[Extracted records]

________________

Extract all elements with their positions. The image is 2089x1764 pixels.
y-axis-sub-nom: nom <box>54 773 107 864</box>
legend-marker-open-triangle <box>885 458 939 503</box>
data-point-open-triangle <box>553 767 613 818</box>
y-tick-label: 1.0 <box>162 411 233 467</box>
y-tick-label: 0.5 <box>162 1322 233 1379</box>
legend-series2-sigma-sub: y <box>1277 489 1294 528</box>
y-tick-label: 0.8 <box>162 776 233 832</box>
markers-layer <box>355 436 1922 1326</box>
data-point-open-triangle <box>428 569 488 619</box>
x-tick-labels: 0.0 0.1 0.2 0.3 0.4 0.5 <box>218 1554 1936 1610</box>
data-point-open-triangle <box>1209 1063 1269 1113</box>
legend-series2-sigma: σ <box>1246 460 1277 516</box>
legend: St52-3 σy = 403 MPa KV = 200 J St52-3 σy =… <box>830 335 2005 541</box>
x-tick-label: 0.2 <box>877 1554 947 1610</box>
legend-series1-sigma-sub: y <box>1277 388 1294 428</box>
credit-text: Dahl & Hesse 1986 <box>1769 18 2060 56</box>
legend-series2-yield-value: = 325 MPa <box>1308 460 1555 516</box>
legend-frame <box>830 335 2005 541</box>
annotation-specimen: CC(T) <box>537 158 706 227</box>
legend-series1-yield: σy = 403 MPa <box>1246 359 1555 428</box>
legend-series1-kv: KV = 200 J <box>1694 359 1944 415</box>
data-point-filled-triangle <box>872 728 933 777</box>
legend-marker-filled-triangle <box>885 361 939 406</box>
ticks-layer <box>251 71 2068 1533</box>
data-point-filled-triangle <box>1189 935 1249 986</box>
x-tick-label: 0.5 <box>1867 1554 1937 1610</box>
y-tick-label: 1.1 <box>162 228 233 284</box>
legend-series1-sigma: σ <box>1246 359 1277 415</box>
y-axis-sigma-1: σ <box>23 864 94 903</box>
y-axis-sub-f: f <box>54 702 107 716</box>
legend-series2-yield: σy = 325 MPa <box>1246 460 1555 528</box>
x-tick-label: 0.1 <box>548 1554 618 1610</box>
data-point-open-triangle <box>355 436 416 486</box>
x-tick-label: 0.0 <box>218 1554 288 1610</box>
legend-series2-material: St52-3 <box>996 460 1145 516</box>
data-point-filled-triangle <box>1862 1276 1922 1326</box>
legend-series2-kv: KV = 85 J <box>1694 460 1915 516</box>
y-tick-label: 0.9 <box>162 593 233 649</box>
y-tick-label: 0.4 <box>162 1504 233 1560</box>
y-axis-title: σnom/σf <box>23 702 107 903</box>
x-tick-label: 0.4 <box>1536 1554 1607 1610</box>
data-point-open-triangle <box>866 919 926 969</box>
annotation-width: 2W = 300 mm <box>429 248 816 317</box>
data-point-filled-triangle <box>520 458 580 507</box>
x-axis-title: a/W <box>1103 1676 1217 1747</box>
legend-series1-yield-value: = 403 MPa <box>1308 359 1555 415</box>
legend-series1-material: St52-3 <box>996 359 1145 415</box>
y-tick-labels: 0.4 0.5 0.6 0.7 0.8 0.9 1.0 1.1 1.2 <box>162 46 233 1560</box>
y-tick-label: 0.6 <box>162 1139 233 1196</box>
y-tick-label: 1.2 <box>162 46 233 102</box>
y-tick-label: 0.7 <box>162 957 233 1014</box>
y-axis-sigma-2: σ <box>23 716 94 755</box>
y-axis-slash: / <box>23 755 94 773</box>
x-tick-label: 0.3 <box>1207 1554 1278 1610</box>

________________

Job
Return every line of the entries above without any change, keeping their order.

Answer to this task
Extract all elements with their positions. The image is 2089x1764 pixels.
y-axis-sub-nom: nom <box>54 773 107 864</box>
legend-marker-open-triangle <box>885 458 939 503</box>
data-point-open-triangle <box>553 767 613 818</box>
y-tick-label: 1.0 <box>162 411 233 467</box>
y-tick-label: 0.5 <box>162 1322 233 1379</box>
legend-series2-sigma-sub: y <box>1277 489 1294 528</box>
y-tick-label: 0.8 <box>162 776 233 832</box>
markers-layer <box>355 436 1922 1326</box>
data-point-open-triangle <box>428 569 488 619</box>
x-tick-labels: 0.0 0.1 0.2 0.3 0.4 0.5 <box>218 1554 1936 1610</box>
data-point-open-triangle <box>1209 1063 1269 1113</box>
legend-series2-sigma: σ <box>1246 460 1277 516</box>
legend: St52-3 σy = 403 MPa KV = 200 J St52-3 σy =… <box>830 335 2005 541</box>
x-tick-label: 0.2 <box>877 1554 947 1610</box>
legend-series1-sigma-sub: y <box>1277 388 1294 428</box>
credit-text: Dahl & Hesse 1986 <box>1769 18 2060 56</box>
legend-series2-yield-value: = 325 MPa <box>1308 460 1555 516</box>
legend-frame <box>830 335 2005 541</box>
annotation-specimen: CC(T) <box>537 158 706 227</box>
legend-series1-yield: σy = 403 MPa <box>1246 359 1555 428</box>
legend-series1-kv: KV = 200 J <box>1694 359 1944 415</box>
data-point-filled-triangle <box>872 728 933 777</box>
legend-marker-filled-triangle <box>885 361 939 406</box>
ticks-layer <box>251 71 2068 1533</box>
data-point-filled-triangle <box>1189 935 1249 986</box>
x-tick-label: 0.5 <box>1867 1554 1937 1610</box>
y-tick-label: 1.1 <box>162 228 233 284</box>
legend-series1-sigma: σ <box>1246 359 1277 415</box>
y-axis-sigma-1: σ <box>23 864 94 903</box>
y-axis-sub-f: f <box>54 702 107 716</box>
legend-series2-yield: σy = 325 MPa <box>1246 460 1555 528</box>
x-tick-label: 0.1 <box>548 1554 618 1610</box>
data-point-open-triangle <box>355 436 416 486</box>
x-tick-label: 0.0 <box>218 1554 288 1610</box>
legend-series2-material: St52-3 <box>996 460 1145 516</box>
data-point-filled-triangle <box>1862 1276 1922 1326</box>
legend-series2-kv: KV = 85 J <box>1694 460 1915 516</box>
y-tick-label: 0.9 <box>162 593 233 649</box>
y-tick-label: 0.4 <box>162 1504 233 1560</box>
y-axis-title: σnom/σf <box>23 702 107 903</box>
x-tick-label: 0.4 <box>1536 1554 1607 1610</box>
data-point-open-triangle <box>866 919 926 969</box>
annotation-width: 2W = 300 mm <box>429 248 816 317</box>
data-point-filled-triangle <box>520 458 580 507</box>
x-axis-title: a/W <box>1103 1676 1217 1747</box>
legend-series1-yield-value: = 403 MPa <box>1308 359 1555 415</box>
legend-series1-material: St52-3 <box>996 359 1145 415</box>
y-tick-labels: 0.4 0.5 0.6 0.7 0.8 0.9 1.0 1.1 1.2 <box>162 46 233 1560</box>
y-tick-label: 0.6 <box>162 1139 233 1196</box>
y-tick-label: 1.2 <box>162 46 233 102</box>
y-tick-label: 0.7 <box>162 957 233 1014</box>
y-axis-sigma-2: σ <box>23 716 94 755</box>
y-axis-slash: / <box>23 755 94 773</box>
x-tick-label: 0.3 <box>1207 1554 1278 1610</box>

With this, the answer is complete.